Work to do: Find and copy every line in the records that includes the string "account".

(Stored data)
▼
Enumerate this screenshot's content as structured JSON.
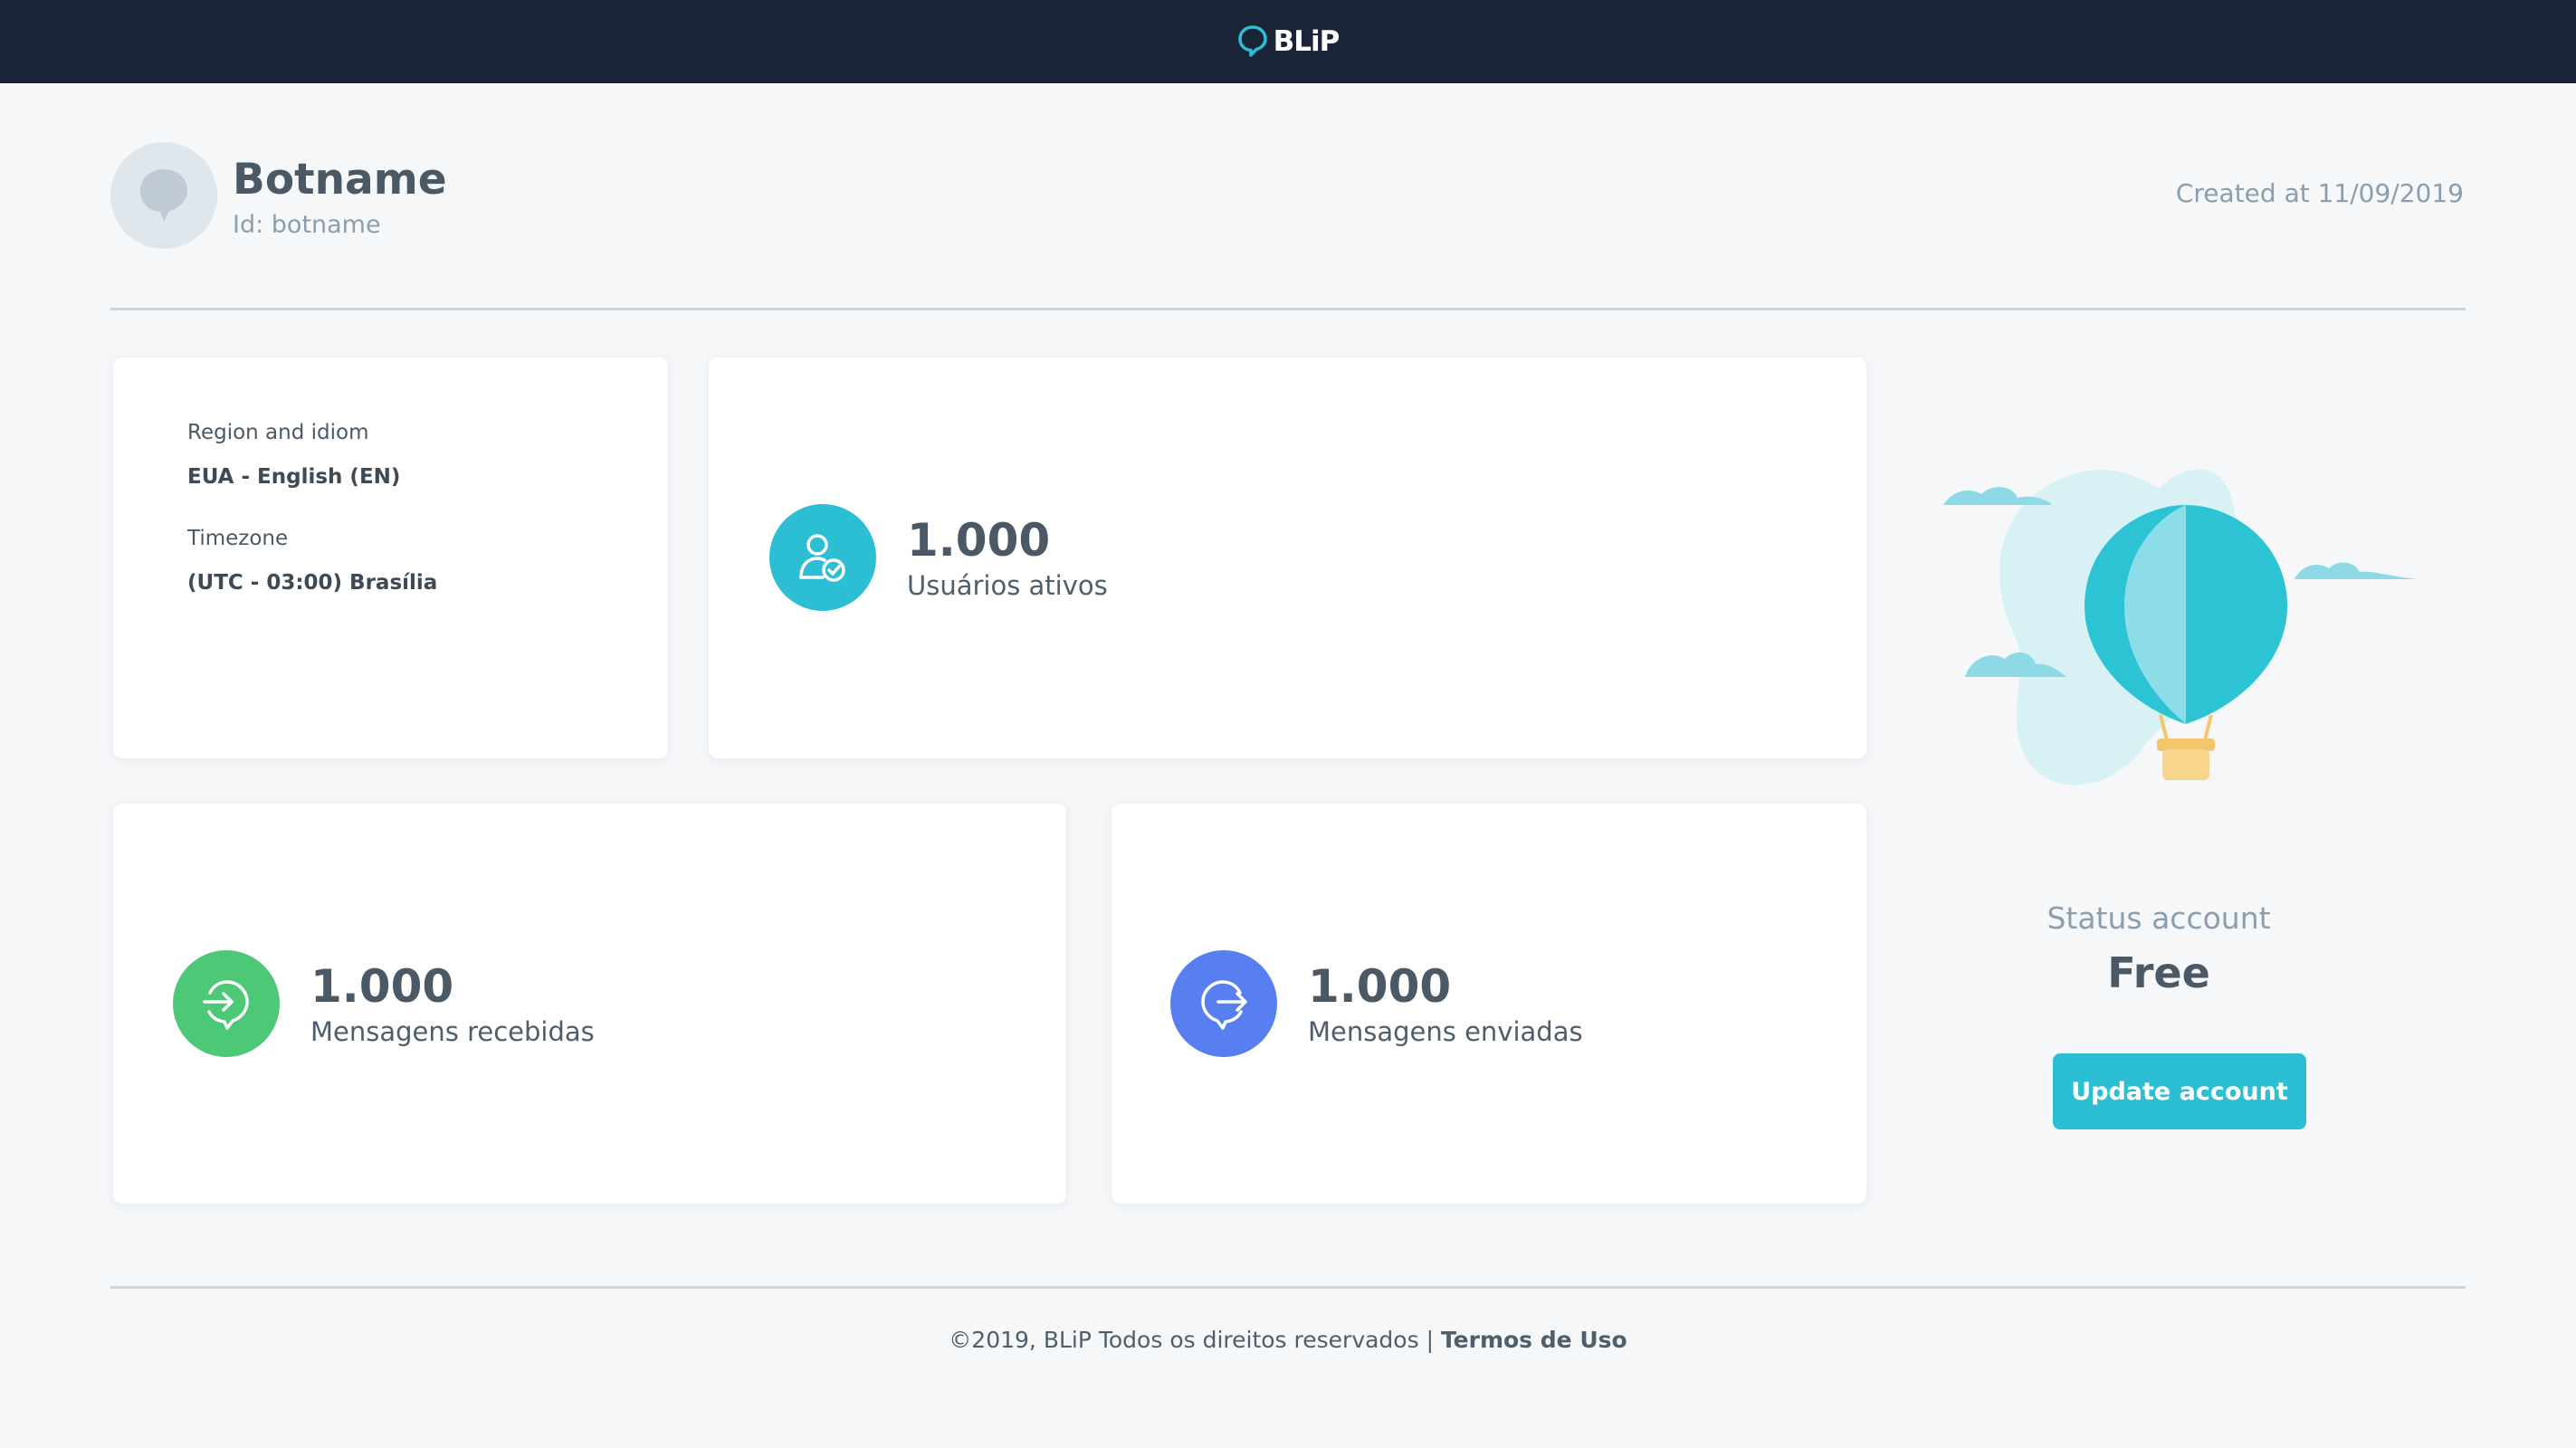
{
  "app": {
    "brand": "BLiP"
  },
  "bot": {
    "name": "Botname",
    "id_text": "Id: botname",
    "created_text": "Created at 11/09/2019"
  },
  "info": {
    "region_label": "Region and idiom",
    "region_value": "EUA - English (EN)",
    "timezone_label": "Timezone",
    "timezone_value": "(UTC - 03:00) Brasília"
  },
  "stats": {
    "active_users": {
      "value": "1.000",
      "label": "Usuários ativos",
      "color": "#2cbfd4"
    },
    "received": {
      "value": "1.000",
      "label": "Mensagens recebidas",
      "color": "#4cc877"
    },
    "sent": {
      "value": "1.000",
      "label": "Mensagens enviadas",
      "color": "#587ff0"
    }
  },
  "account": {
    "status_label": "Status account",
    "status_value": "Free",
    "update_label": "Update account"
  },
  "footer": {
    "copyright": "©2019, BLiP Todos os direitos reservados | ",
    "terms": "Termos de Uso"
  },
  "colors": {
    "topbar": "#1a2437",
    "accent": "#2cbfd4",
    "background": "#f5f7f9"
  }
}
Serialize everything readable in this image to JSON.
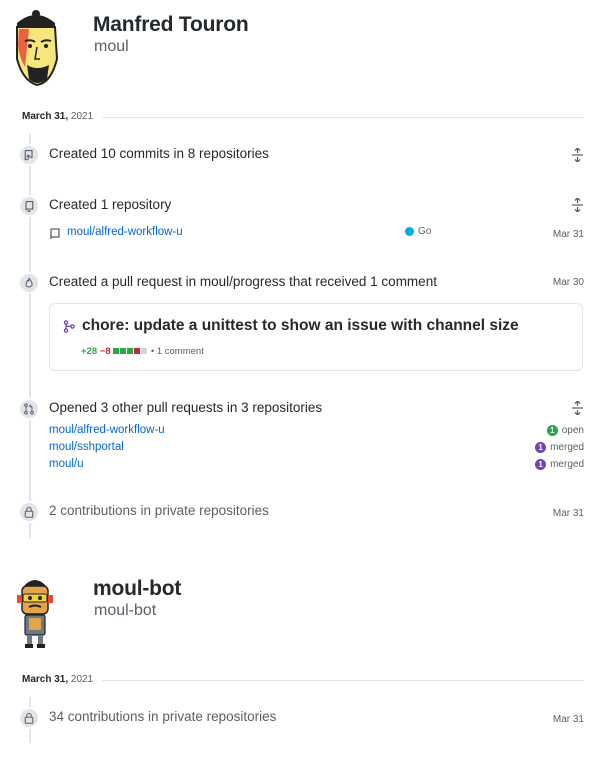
{
  "user1": {
    "name": "Manfred Touron",
    "login": "moul",
    "date_month_day": "March 31,",
    "date_year": "2021",
    "events": {
      "commits": {
        "text": "Created 10 commits in 8 repositories"
      },
      "repo": {
        "text": "Created 1 repository",
        "repo_name": "moul/alfred-workflow-u",
        "language": "Go",
        "language_color": "#00ADD8",
        "date": "Mar 31"
      },
      "pr": {
        "text": "Created a pull request in moul/progress that received 1 comment",
        "date": "Mar 30",
        "title": "chore: update a unittest to show an issue with channel size",
        "additions": "+28",
        "deletions": "−8",
        "comments": "• 1 comment"
      },
      "opened": {
        "text": "Opened 3 other pull requests in 3 repositories",
        "items": [
          {
            "repo": "moul/alfred-workflow-u",
            "count": "1",
            "status": "open",
            "color": "#28a745"
          },
          {
            "repo": "moul/sshportal",
            "count": "1",
            "status": "merged",
            "color": "#6f42c1"
          },
          {
            "repo": "moul/u",
            "count": "1",
            "status": "merged",
            "color": "#6f42c1"
          }
        ]
      },
      "private": {
        "text": "2 contributions in private repositories",
        "date": "Mar 31"
      }
    }
  },
  "user2": {
    "name": "moul-bot",
    "login": "moul-bot",
    "date_month_day": "March 31,",
    "date_year": "2021",
    "events": {
      "private": {
        "text": "34 contributions in private repositories",
        "date": "Mar 31"
      }
    }
  }
}
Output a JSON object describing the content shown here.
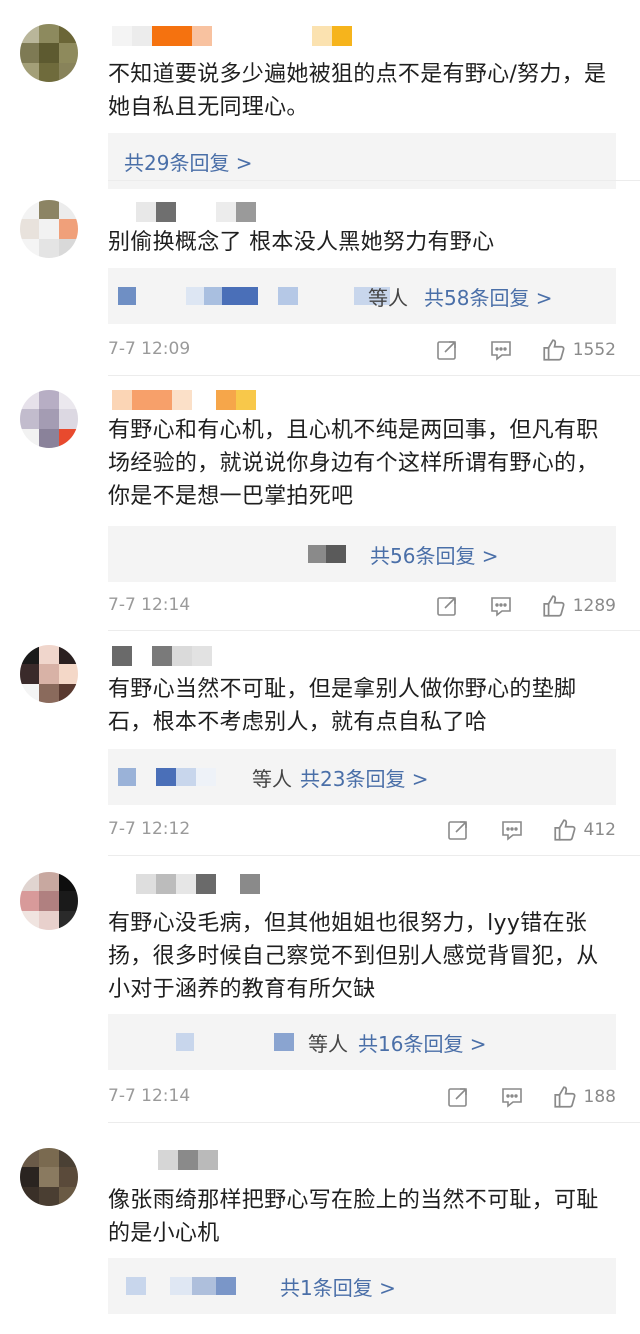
{
  "comments": [
    {
      "text": "不知道要说多少遍她被狙的点不是有野心/努力，是她自私且无同理心。",
      "reply_prefix": "",
      "reply_label": "共29条回复 >",
      "time": "",
      "likes": ""
    },
    {
      "text": "别偷换概念了 根本没人黑她努力有野心",
      "reply_prefix": "等人",
      "reply_label": "共58条回复 >",
      "time": "7-7 12:09",
      "likes": "1552"
    },
    {
      "text": "有野心和有心机，且心机不纯是两回事，但凡有职场经验的，就说说你身边有个这样所谓有野心的，你是不是想一巴掌拍死吧",
      "reply_prefix": "",
      "reply_label": "共56条回复 >",
      "time": "7-7 12:14",
      "likes": "1289"
    },
    {
      "text": "有野心当然不可耻，但是拿别人做你野心的垫脚石，根本不考虑别人，就有点自私了哈",
      "reply_prefix": "等人",
      "reply_label": "共23条回复 >",
      "time": "7-7 12:12",
      "likes": "412"
    },
    {
      "text": "有野心没毛病，但其他姐姐也很努力，lyy错在张扬，很多时候自己察觉不到但别人感觉背冒犯，从小对于涵养的教育有所欠缺",
      "reply_prefix": "等人",
      "reply_label": "共16条回复 >",
      "time": "7-7 12:14",
      "likes": "188"
    },
    {
      "text": "像张雨绮那样把野心写在脸上的当然不可耻，可耻的是小心机",
      "reply_prefix": "",
      "reply_label": "共1条回复 >",
      "time": "",
      "likes": ""
    }
  ],
  "icons": {
    "share": "share-icon",
    "comment": "comment-icon",
    "like": "like-icon"
  },
  "colors": {
    "reply_link": "#4a6fa8",
    "meta": "#9a9a9a",
    "reply_bg": "#f4f4f4"
  }
}
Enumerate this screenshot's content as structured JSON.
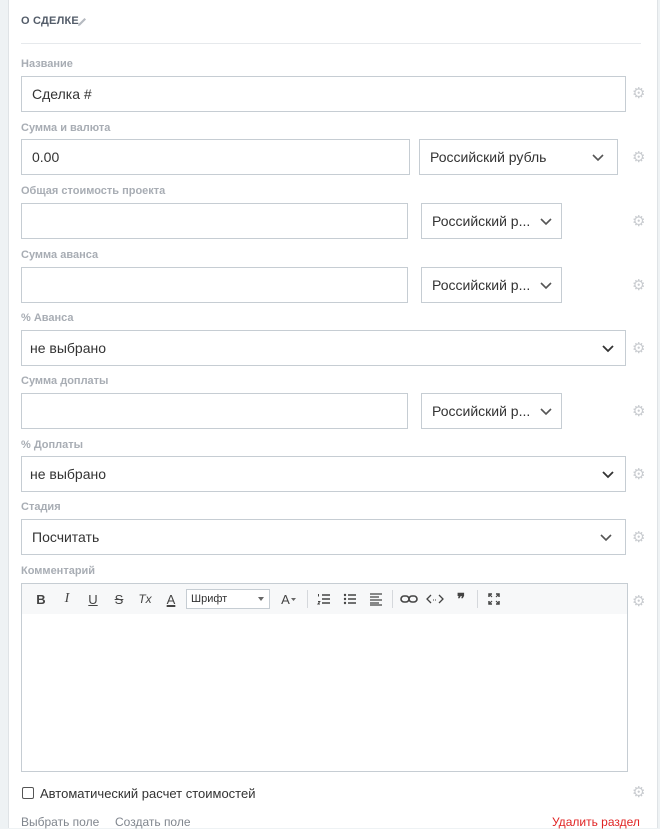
{
  "section": {
    "title": "О СДЕЛКЕ"
  },
  "fields": {
    "name": {
      "label": "Название",
      "value": "Сделка #"
    },
    "amount": {
      "label": "Сумма и валюта",
      "value": "0.00",
      "currency": "Российский рубль"
    },
    "total_cost": {
      "label": "Общая стоимость проекта",
      "value": "",
      "currency": "Российский р..."
    },
    "advance_sum": {
      "label": "Сумма аванса",
      "value": "",
      "currency": "Российский р..."
    },
    "advance_pct": {
      "label": "% Аванса",
      "value": "не выбрано"
    },
    "surcharge_sum": {
      "label": "Сумма доплаты",
      "value": "",
      "currency": "Российский р..."
    },
    "surcharge_pct": {
      "label": "% Доплаты",
      "value": "не выбрано"
    },
    "stage": {
      "label": "Стадия",
      "value": "Посчитать"
    },
    "comment": {
      "label": "Комментарий",
      "value": ""
    }
  },
  "editor_toolbar": {
    "bold": "B",
    "italic": "I",
    "underline": "U",
    "strike": "S",
    "clear_format": "Tx",
    "font_color": "A",
    "font_select": "Шрифт",
    "font_size": "A"
  },
  "auto_calc": {
    "label": "Автоматический расчет стоимостей",
    "checked": false
  },
  "footer": {
    "select_field": "Выбрать поле",
    "create_field": "Создать поле",
    "delete_section": "Удалить раздел"
  },
  "colors": {
    "accent_red": "#e02424",
    "label_gray": "#a8adb4",
    "border": "#c6cdd3"
  }
}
▲
Complete output:
  "account": {
    "status_label": "Status account",
    "update_label": "Update account"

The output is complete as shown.